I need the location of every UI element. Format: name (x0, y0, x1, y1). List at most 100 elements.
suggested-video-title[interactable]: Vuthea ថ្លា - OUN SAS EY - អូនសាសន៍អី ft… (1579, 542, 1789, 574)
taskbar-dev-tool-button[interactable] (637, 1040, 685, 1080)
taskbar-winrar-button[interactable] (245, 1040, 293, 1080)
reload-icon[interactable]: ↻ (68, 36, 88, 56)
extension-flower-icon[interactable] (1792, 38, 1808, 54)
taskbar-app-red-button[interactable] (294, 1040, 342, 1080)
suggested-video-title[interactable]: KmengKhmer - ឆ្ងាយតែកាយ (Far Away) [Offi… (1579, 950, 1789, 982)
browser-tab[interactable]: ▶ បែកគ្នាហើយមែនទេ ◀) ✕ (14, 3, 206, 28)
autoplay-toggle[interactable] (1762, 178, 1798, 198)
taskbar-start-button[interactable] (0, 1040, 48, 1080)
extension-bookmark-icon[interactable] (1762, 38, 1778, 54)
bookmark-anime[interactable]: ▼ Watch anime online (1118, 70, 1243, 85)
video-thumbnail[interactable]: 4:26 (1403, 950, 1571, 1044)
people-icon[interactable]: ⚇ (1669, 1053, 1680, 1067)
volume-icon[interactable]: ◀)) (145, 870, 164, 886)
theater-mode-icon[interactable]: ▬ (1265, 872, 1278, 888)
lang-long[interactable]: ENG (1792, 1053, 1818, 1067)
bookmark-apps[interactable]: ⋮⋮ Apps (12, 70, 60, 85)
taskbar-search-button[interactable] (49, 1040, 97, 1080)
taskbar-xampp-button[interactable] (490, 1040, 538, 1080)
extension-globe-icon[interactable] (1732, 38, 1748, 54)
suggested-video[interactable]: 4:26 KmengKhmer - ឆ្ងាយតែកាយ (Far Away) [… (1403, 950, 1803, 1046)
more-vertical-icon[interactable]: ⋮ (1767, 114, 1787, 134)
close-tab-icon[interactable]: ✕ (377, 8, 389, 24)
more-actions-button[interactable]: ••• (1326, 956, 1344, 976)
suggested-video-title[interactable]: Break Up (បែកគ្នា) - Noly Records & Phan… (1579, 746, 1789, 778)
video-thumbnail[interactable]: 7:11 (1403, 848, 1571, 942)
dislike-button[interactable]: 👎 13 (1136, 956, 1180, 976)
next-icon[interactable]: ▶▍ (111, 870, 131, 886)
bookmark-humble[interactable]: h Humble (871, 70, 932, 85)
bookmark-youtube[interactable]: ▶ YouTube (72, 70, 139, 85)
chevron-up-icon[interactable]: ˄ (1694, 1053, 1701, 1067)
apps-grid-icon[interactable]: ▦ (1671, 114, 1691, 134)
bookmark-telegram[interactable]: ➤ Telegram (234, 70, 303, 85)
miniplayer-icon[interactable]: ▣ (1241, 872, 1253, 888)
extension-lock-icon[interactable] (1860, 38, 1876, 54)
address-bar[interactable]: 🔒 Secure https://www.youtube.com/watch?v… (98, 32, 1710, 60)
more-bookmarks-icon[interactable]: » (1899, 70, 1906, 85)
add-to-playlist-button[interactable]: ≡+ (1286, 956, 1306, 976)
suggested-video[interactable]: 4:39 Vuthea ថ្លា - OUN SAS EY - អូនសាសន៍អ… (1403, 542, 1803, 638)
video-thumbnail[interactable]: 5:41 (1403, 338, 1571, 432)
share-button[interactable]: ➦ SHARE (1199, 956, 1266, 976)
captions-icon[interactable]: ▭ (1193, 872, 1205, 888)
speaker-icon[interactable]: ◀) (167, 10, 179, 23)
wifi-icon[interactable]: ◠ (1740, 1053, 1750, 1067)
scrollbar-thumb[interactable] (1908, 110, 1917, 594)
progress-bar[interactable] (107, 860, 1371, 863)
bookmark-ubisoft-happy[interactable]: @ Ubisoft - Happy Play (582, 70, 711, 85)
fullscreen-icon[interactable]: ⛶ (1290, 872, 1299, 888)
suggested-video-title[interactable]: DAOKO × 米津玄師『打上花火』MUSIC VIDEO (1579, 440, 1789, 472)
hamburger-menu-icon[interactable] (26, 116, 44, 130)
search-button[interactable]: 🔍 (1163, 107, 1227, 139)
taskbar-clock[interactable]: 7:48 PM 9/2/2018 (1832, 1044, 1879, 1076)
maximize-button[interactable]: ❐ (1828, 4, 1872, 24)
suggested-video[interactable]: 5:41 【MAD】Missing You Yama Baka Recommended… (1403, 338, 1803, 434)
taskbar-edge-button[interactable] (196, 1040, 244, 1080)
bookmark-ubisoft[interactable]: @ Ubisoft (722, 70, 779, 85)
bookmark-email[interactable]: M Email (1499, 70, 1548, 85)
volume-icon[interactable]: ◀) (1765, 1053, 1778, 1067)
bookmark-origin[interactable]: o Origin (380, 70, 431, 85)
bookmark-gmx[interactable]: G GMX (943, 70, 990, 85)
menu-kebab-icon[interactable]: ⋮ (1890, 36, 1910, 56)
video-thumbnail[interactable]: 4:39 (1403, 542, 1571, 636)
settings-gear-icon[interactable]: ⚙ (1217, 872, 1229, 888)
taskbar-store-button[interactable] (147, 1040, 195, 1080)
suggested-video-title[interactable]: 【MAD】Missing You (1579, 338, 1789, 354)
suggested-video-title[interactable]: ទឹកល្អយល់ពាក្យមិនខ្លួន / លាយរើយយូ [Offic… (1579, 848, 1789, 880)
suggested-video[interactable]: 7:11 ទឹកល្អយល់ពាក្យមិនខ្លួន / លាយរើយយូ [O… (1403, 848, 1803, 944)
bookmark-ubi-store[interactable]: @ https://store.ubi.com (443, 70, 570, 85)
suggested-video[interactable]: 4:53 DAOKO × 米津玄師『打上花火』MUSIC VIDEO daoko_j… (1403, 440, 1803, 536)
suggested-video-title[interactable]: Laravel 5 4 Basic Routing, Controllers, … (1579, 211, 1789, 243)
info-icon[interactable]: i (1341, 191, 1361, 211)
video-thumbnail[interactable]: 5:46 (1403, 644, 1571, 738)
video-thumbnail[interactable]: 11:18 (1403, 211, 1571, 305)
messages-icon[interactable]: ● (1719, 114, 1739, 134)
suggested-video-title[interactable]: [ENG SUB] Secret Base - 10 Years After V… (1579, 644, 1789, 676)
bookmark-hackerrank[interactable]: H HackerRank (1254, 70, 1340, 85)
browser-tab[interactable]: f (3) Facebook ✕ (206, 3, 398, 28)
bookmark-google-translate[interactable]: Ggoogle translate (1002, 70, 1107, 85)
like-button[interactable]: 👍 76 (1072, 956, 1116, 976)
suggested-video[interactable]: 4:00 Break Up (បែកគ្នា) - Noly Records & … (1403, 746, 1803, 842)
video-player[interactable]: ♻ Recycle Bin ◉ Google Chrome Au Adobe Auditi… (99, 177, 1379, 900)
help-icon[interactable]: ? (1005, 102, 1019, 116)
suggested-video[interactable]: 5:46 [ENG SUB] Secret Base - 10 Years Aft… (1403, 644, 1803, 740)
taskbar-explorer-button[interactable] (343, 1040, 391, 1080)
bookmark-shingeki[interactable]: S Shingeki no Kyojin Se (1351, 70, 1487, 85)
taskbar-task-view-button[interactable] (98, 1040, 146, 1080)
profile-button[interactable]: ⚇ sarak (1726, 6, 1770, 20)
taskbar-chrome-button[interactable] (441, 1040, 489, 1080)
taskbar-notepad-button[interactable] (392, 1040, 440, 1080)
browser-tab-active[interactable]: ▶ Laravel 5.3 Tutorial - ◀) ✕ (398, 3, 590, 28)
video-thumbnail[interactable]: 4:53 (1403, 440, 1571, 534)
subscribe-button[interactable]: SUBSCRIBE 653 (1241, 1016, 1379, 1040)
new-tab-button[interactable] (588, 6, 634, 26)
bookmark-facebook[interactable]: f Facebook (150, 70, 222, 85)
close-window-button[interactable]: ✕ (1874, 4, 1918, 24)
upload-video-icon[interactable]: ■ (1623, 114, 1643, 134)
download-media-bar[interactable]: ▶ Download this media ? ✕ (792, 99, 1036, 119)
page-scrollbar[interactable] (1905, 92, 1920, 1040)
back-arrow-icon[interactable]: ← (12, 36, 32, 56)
------------------------------------------------------------------------
_DO THIS_
Can you print the data above word for word, starting at its first line and ending at the line that contains "video-thumbnail[interactable]: 4:26 (1403, 950, 1571, 1044)", with both of those lines included?

_EXERCISE RESPONSE_
I need the location of every UI element. Format: name (x0, y0, x1, y1). List at most 100 elements.
suggested-video-title[interactable]: Vuthea ថ្លា - OUN SAS EY - អូនសាសន៍អី ft… (1579, 542, 1789, 574)
taskbar-dev-tool-button[interactable] (637, 1040, 685, 1080)
taskbar-winrar-button[interactable] (245, 1040, 293, 1080)
reload-icon[interactable]: ↻ (68, 36, 88, 56)
extension-flower-icon[interactable] (1792, 38, 1808, 54)
taskbar-app-red-button[interactable] (294, 1040, 342, 1080)
suggested-video-title[interactable]: KmengKhmer - ឆ្ងាយតែកាយ (Far Away) [Offi… (1579, 950, 1789, 982)
browser-tab[interactable]: ▶ បែកគ្នាហើយមែនទេ ◀) ✕ (14, 3, 206, 28)
autoplay-toggle[interactable] (1762, 178, 1798, 198)
taskbar-start-button[interactable] (0, 1040, 48, 1080)
extension-bookmark-icon[interactable] (1762, 38, 1778, 54)
bookmark-anime[interactable]: ▼ Watch anime online (1118, 70, 1243, 85)
video-thumbnail[interactable]: 4:26 (1403, 950, 1571, 1044)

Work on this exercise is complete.